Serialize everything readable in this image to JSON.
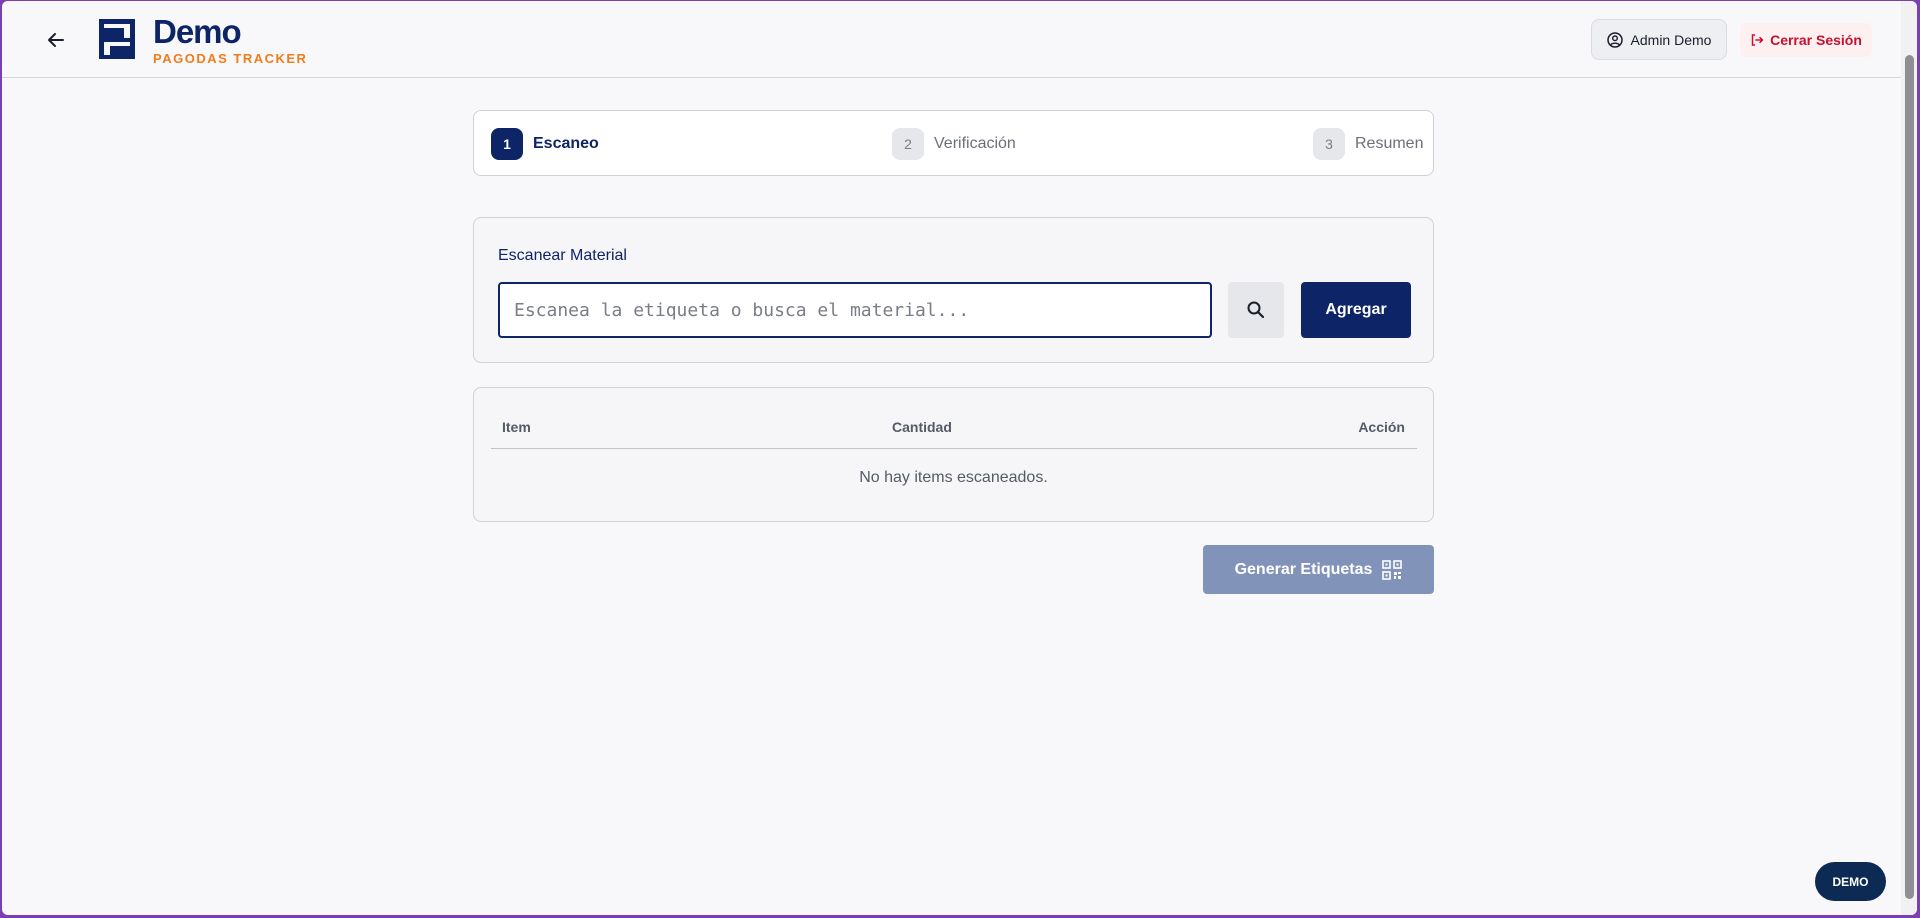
{
  "header": {
    "brand_name": "Demo",
    "brand_subtitle": "PAGODAS TRACKER",
    "user_label": "Admin Demo",
    "logout_label": "Cerrar Sesión"
  },
  "stepper": {
    "steps": [
      {
        "number": "1",
        "label": "Escaneo",
        "active": true
      },
      {
        "number": "2",
        "label": "Verificación",
        "active": false
      },
      {
        "number": "3",
        "label": "Resumen",
        "active": false
      }
    ]
  },
  "scan": {
    "label": "Escanear Material",
    "input_value": "",
    "placeholder": "Escanea la etiqueta o busca el material...",
    "add_label": "Agregar"
  },
  "table": {
    "columns": [
      "Item",
      "Cantidad",
      "Acción"
    ],
    "rows": [],
    "empty_message": "No hay items escaneados."
  },
  "actions": {
    "generate_label": "Generar Etiquetas"
  },
  "badge": {
    "label": "DEMO"
  },
  "colors": {
    "primary": "#0d2466",
    "accent": "#f07c1a",
    "danger": "#c8102e",
    "disabled_button": "#8293b9"
  },
  "icons": [
    "arrow-left-icon",
    "logo-icon",
    "user-circle-icon",
    "logout-icon",
    "search-icon",
    "qr-code-icon"
  ]
}
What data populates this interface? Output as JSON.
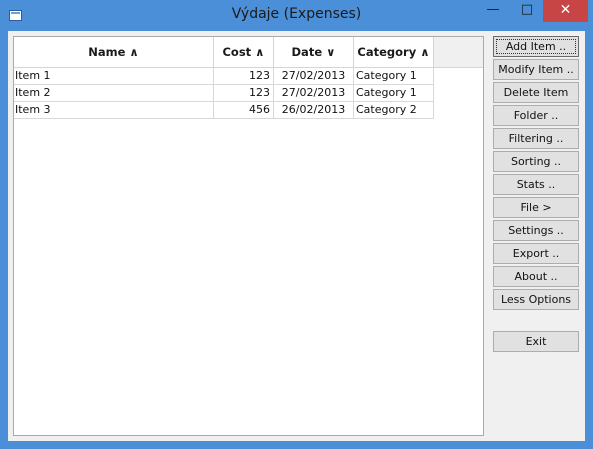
{
  "window": {
    "title": "Výdaje (Expenses)",
    "min_glyph": "—",
    "max_glyph": "□",
    "close_glyph": "✕"
  },
  "table": {
    "columns": [
      "Name ∧",
      "Cost ∧",
      "Date ∨",
      "Category ∧"
    ],
    "rows": [
      {
        "name": "Item 1",
        "cost": "123",
        "date": "27/02/2013",
        "category": "Category 1"
      },
      {
        "name": "Item 2",
        "cost": "123",
        "date": "27/02/2013",
        "category": "Category 1"
      },
      {
        "name": "Item 3",
        "cost": "456",
        "date": "26/02/2013",
        "category": "Category 2"
      }
    ]
  },
  "buttons": {
    "add_item": "Add Item ..",
    "modify_item": "Modify Item ..",
    "delete_item": "Delete Item",
    "folder": "Folder ..",
    "filtering": "Filtering ..",
    "sorting": "Sorting ..",
    "stats": "Stats ..",
    "file": "File >",
    "settings": "Settings ..",
    "export": "Export ..",
    "about": "About ..",
    "less_options": "Less Options",
    "exit": "Exit"
  },
  "colors": {
    "titlebar": "#4a8fd8",
    "close_button": "#c74545",
    "client_bg": "#f0f0f0"
  }
}
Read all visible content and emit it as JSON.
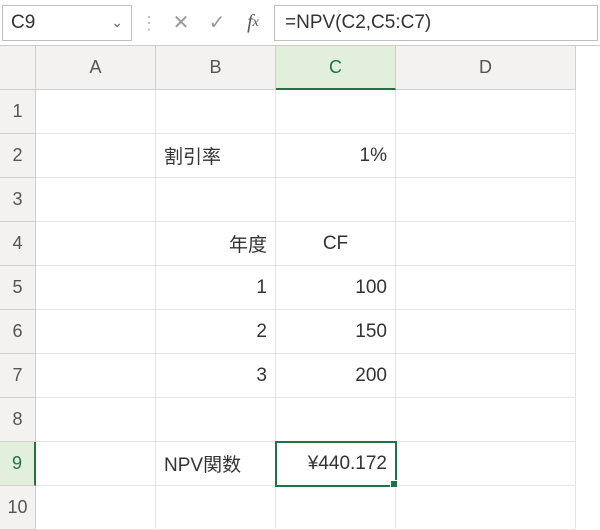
{
  "formula_bar": {
    "name_box": "C9",
    "formula": "=NPV(C2,C5:C7)"
  },
  "columns": [
    "A",
    "B",
    "C",
    "D"
  ],
  "rows_visible": [
    "1",
    "2",
    "3",
    "4",
    "5",
    "6",
    "7",
    "8",
    "9",
    "10"
  ],
  "active_cell": "C9",
  "cells": {
    "B2": "割引率",
    "C2": "1%",
    "B4": "年度",
    "C4": "CF",
    "B5": "1",
    "C5": "100",
    "B6": "2",
    "C6": "150",
    "B7": "3",
    "C7": "200",
    "B9": "NPV関数",
    "C9": "¥440.172"
  },
  "chart_data": {
    "type": "table",
    "title": "NPV calculation",
    "discount_rate": 0.01,
    "series": [
      {
        "year": 1,
        "cf": 100
      },
      {
        "year": 2,
        "cf": 150
      },
      {
        "year": 3,
        "cf": 200
      }
    ],
    "npv_result": 440.172
  }
}
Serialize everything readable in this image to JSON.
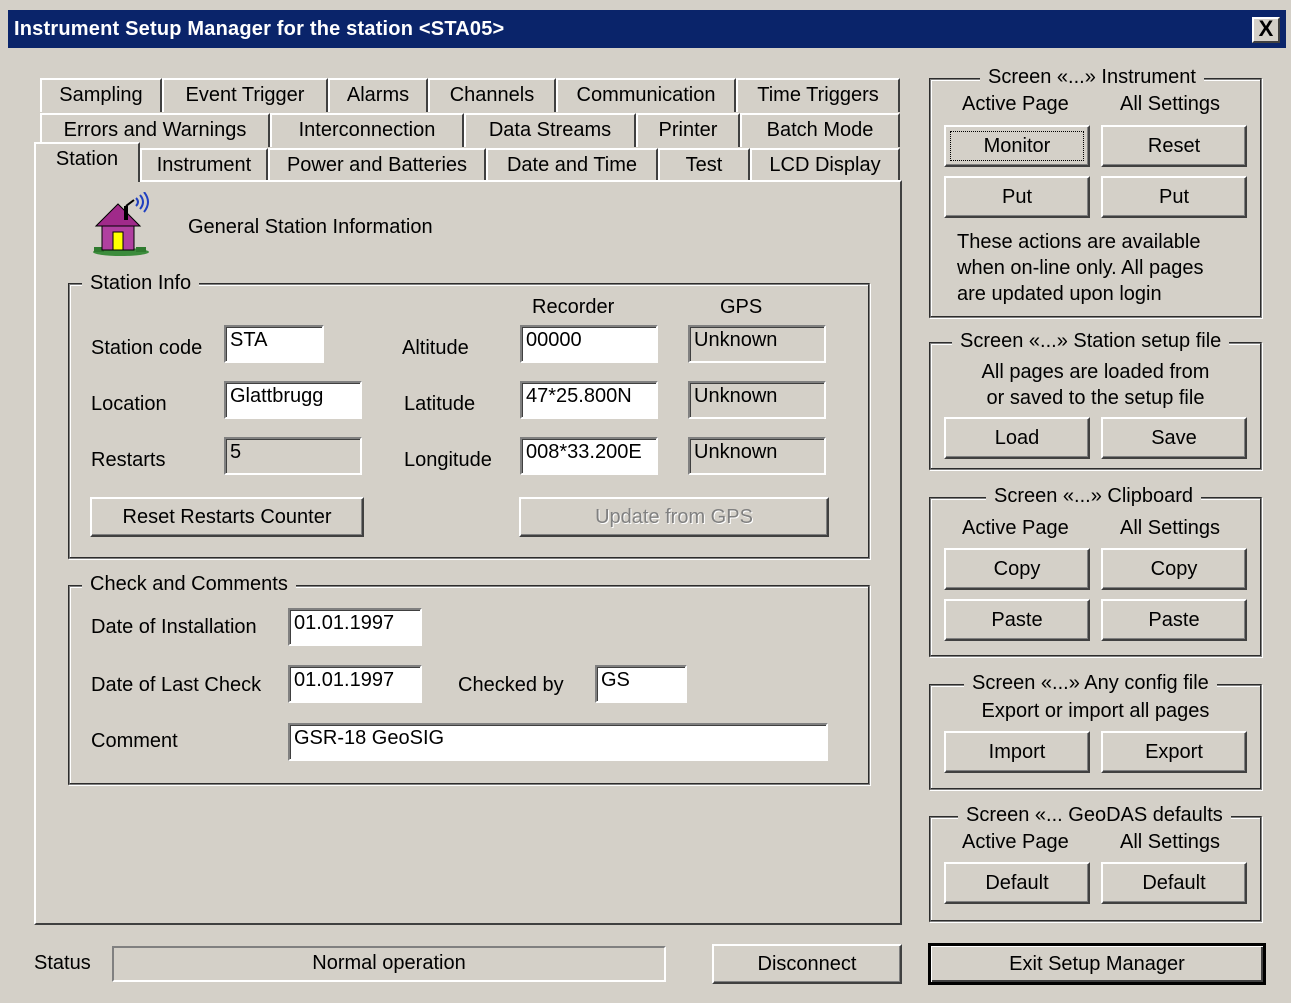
{
  "window": {
    "title": "Instrument Setup Manager for the station <STA05>",
    "close_label": "X"
  },
  "tabs": {
    "row1": [
      "Sampling",
      "Event Trigger",
      "Alarms",
      "Channels",
      "Communication",
      "Time Triggers"
    ],
    "row2": [
      "Errors and Warnings",
      "Interconnection",
      "Data Streams",
      "Printer",
      "Batch Mode"
    ],
    "row3": [
      "Station",
      "Instrument",
      "Power and Batteries",
      "Date and Time",
      "Test",
      "LCD Display"
    ],
    "active": "Station"
  },
  "page": {
    "heading": "General Station Information",
    "icon": "house-antenna-icon",
    "station_info": {
      "group_label": "Station Info",
      "col_recorder": "Recorder",
      "col_gps": "GPS",
      "station_code_label": "Station code",
      "station_code_value": "STA",
      "location_label": "Location",
      "location_value": "Glattbrugg",
      "restarts_label": "Restarts",
      "restarts_value": "5",
      "altitude_label": "Altitude",
      "altitude_value": "00000",
      "altitude_gps": "Unknown",
      "latitude_label": "Latitude",
      "latitude_value": "47*25.800N",
      "latitude_gps": "Unknown",
      "longitude_label": "Longitude",
      "longitude_value": "008*33.200E",
      "longitude_gps": "Unknown",
      "reset_button": "Reset Restarts Counter",
      "update_gps_button": "Update from GPS"
    },
    "check": {
      "group_label": "Check and Comments",
      "install_label": "Date of Installation",
      "install_value": "01.01.1997",
      "last_check_label": "Date of Last Check",
      "last_check_value": "01.01.1997",
      "checked_by_label": "Checked by",
      "checked_by_value": "GS",
      "comment_label": "Comment",
      "comment_value": "GSR-18 GeoSIG"
    }
  },
  "side": {
    "instrument": {
      "label": "Screen «...» Instrument",
      "col1": "Active Page",
      "col2": "All Settings",
      "monitor": "Monitor",
      "reset": "Reset",
      "put1": "Put",
      "put2": "Put",
      "note": [
        "These actions are available",
        "when on-line only. All pages",
        "are updated upon login"
      ]
    },
    "setup_file": {
      "label": "Screen «...» Station setup file",
      "note": [
        "All pages are loaded from",
        "or saved to the setup file"
      ],
      "load": "Load",
      "save": "Save"
    },
    "clipboard": {
      "label": "Screen «...» Clipboard",
      "col1": "Active Page",
      "col2": "All Settings",
      "copy1": "Copy",
      "copy2": "Copy",
      "paste1": "Paste",
      "paste2": "Paste"
    },
    "config": {
      "label": "Screen «...» Any config file",
      "note": "Export or import all pages",
      "import": "Import",
      "export": "Export"
    },
    "defaults": {
      "label": "Screen «... GeoDAS defaults",
      "col1": "Active Page",
      "col2": "All Settings",
      "default1": "Default",
      "default2": "Default"
    }
  },
  "bottom": {
    "status_label": "Status",
    "status_value": "Normal operation",
    "disconnect": "Disconnect",
    "exit": "Exit Setup Manager"
  }
}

**Direction**
Every record above should be written out again without change, except that the pictures are left out.

**Response to the task**
Serialize everything readable in this image to JSON.
{
  "header": {
    "brand_name": "Demo",
    "brand_subtitle": "PAGODAS TRACKER",
    "user_label": "Admin Demo",
    "logout_label": "Cerrar Sesión"
  },
  "stepper": {
    "steps": [
      {
        "number": "1",
        "label": "Escaneo",
        "active": true
      },
      {
        "number": "2",
        "label": "Verificación",
        "active": false
      },
      {
        "number": "3",
        "label": "Resumen",
        "active": false
      }
    ]
  },
  "scan": {
    "label": "Escanear Material",
    "input_value": "",
    "placeholder": "Escanea la etiqueta o busca el material...",
    "add_label": "Agregar"
  },
  "table": {
    "columns": [
      "Item",
      "Cantidad",
      "Acción"
    ],
    "rows": [],
    "empty_message": "No hay items escaneados."
  },
  "actions": {
    "generate_label": "Generar Etiquetas"
  },
  "badge": {
    "label": "DEMO"
  },
  "colors": {
    "primary": "#0d2466",
    "accent": "#f07c1a",
    "danger": "#c8102e",
    "disabled_button": "#8293b9"
  },
  "icons": [
    "arrow-left-icon",
    "logo-icon",
    "user-circle-icon",
    "logout-icon",
    "search-icon",
    "qr-code-icon"
  ]
}
What data populates this interface? Output as JSON.
{
  "window": {
    "title": "Výdaje (Expenses)",
    "min_glyph": "—",
    "max_glyph": "□",
    "close_glyph": "✕"
  },
  "table": {
    "columns": [
      "Name ∧",
      "Cost ∧",
      "Date ∨",
      "Category ∧"
    ],
    "rows": [
      {
        "name": "Item 1",
        "cost": "123",
        "date": "27/02/2013",
        "category": "Category 1"
      },
      {
        "name": "Item 2",
        "cost": "123",
        "date": "27/02/2013",
        "category": "Category 1"
      },
      {
        "name": "Item 3",
        "cost": "456",
        "date": "26/02/2013",
        "category": "Category 2"
      }
    ]
  },
  "buttons": {
    "add_item": "Add Item ..",
    "modify_item": "Modify Item ..",
    "delete_item": "Delete Item",
    "folder": "Folder ..",
    "filtering": "Filtering ..",
    "sorting": "Sorting ..",
    "stats": "Stats ..",
    "file": "File >",
    "settings": "Settings ..",
    "export": "Export ..",
    "about": "About ..",
    "less_options": "Less Options",
    "exit": "Exit"
  },
  "colors": {
    "titlebar": "#4a8fd8",
    "close_button": "#c74545",
    "client_bg": "#f0f0f0"
  }
}
Read all visible content and emit it as JSON.
{
  "formula_bar": {
    "name_box": "C9",
    "formula": "=NPV(C2,C5:C7)"
  },
  "columns": [
    "A",
    "B",
    "C",
    "D"
  ],
  "rows_visible": [
    "1",
    "2",
    "3",
    "4",
    "5",
    "6",
    "7",
    "8",
    "9",
    "10"
  ],
  "active_cell": "C9",
  "cells": {
    "B2": "割引率",
    "C2": "1%",
    "B4": "年度",
    "C4": "CF",
    "B5": "1",
    "C5": "100",
    "B6": "2",
    "C6": "150",
    "B7": "3",
    "C7": "200",
    "B9": "NPV関数",
    "C9": "¥440.172"
  },
  "chart_data": {
    "type": "table",
    "title": "NPV calculation",
    "discount_rate": 0.01,
    "series": [
      {
        "year": 1,
        "cf": 100
      },
      {
        "year": 2,
        "cf": 150
      },
      {
        "year": 3,
        "cf": 200
      }
    ],
    "npv_result": 440.172
  }
}
Serialize everything readable in this image to JSON.
{
  "window": {
    "title": "Instrument Setup Manager for the station <STA05>",
    "close_label": "X"
  },
  "tabs": {
    "row1": [
      "Sampling",
      "Event Trigger",
      "Alarms",
      "Channels",
      "Communication",
      "Time Triggers"
    ],
    "row2": [
      "Errors and Warnings",
      "Interconnection",
      "Data Streams",
      "Printer",
      "Batch Mode"
    ],
    "row3": [
      "Station",
      "Instrument",
      "Power and Batteries",
      "Date and Time",
      "Test",
      "LCD Display"
    ],
    "active": "Station"
  },
  "page": {
    "heading": "General Station Information",
    "icon": "house-antenna-icon",
    "station_info": {
      "group_label": "Station Info",
      "col_recorder": "Recorder",
      "col_gps": "GPS",
      "station_code_label": "Station code",
      "station_code_value": "STA",
      "location_label": "Location",
      "location_value": "Glattbrugg",
      "restarts_label": "Restarts",
      "restarts_value": "5",
      "altitude_label": "Altitude",
      "altitude_value": "00000",
      "altitude_gps": "Unknown",
      "latitude_label": "Latitude",
      "latitude_value": "47*25.800N",
      "latitude_gps": "Unknown",
      "longitude_label": "Longitude",
      "longitude_value": "008*33.200E",
      "longitude_gps": "Unknown",
      "reset_button": "Reset Restarts Counter",
      "update_gps_button": "Update from GPS"
    },
    "check": {
      "group_label": "Check and Comments",
      "install_label": "Date of Installation",
      "install_value": "01.01.1997",
      "last_check_label": "Date of Last Check",
      "last_check_value": "01.01.1997",
      "checked_by_label": "Checked by",
      "checked_by_value": "GS",
      "comment_label": "Comment",
      "comment_value": "GSR-18 GeoSIG"
    }
  },
  "side": {
    "instrument": {
      "label": "Screen «...» Instrument",
      "col1": "Active Page",
      "col2": "All Settings",
      "monitor": "Monitor",
      "reset": "Reset",
      "put1": "Put",
      "put2": "Put",
      "note": [
        "These actions are available",
        "when on-line only. All pages",
        "are updated upon login"
      ]
    },
    "setup_file": {
      "label": "Screen «...» Station setup file",
      "note": [
        "All pages are loaded from",
        "or saved to the setup file"
      ],
      "load": "Load",
      "save": "Save"
    },
    "clipboard": {
      "label": "Screen «...» Clipboard",
      "col1": "Active Page",
      "col2": "All Settings",
      "copy1": "Copy",
      "copy2": "Copy",
      "paste1": "Paste",
      "paste2": "Paste"
    },
    "config": {
      "label": "Screen «...» Any config file",
      "note": "Export or import all pages",
      "import": "Import",
      "export": "Export"
    },
    "defaults": {
      "label": "Screen «... GeoDAS defaults",
      "col1": "Active Page",
      "col2": "All Settings",
      "default1": "Default",
      "default2": "Default"
    }
  },
  "bottom": {
    "status_label": "Status",
    "status_value": "Normal operation",
    "disconnect": "Disconnect",
    "exit": "Exit Setup Manager"
  }
}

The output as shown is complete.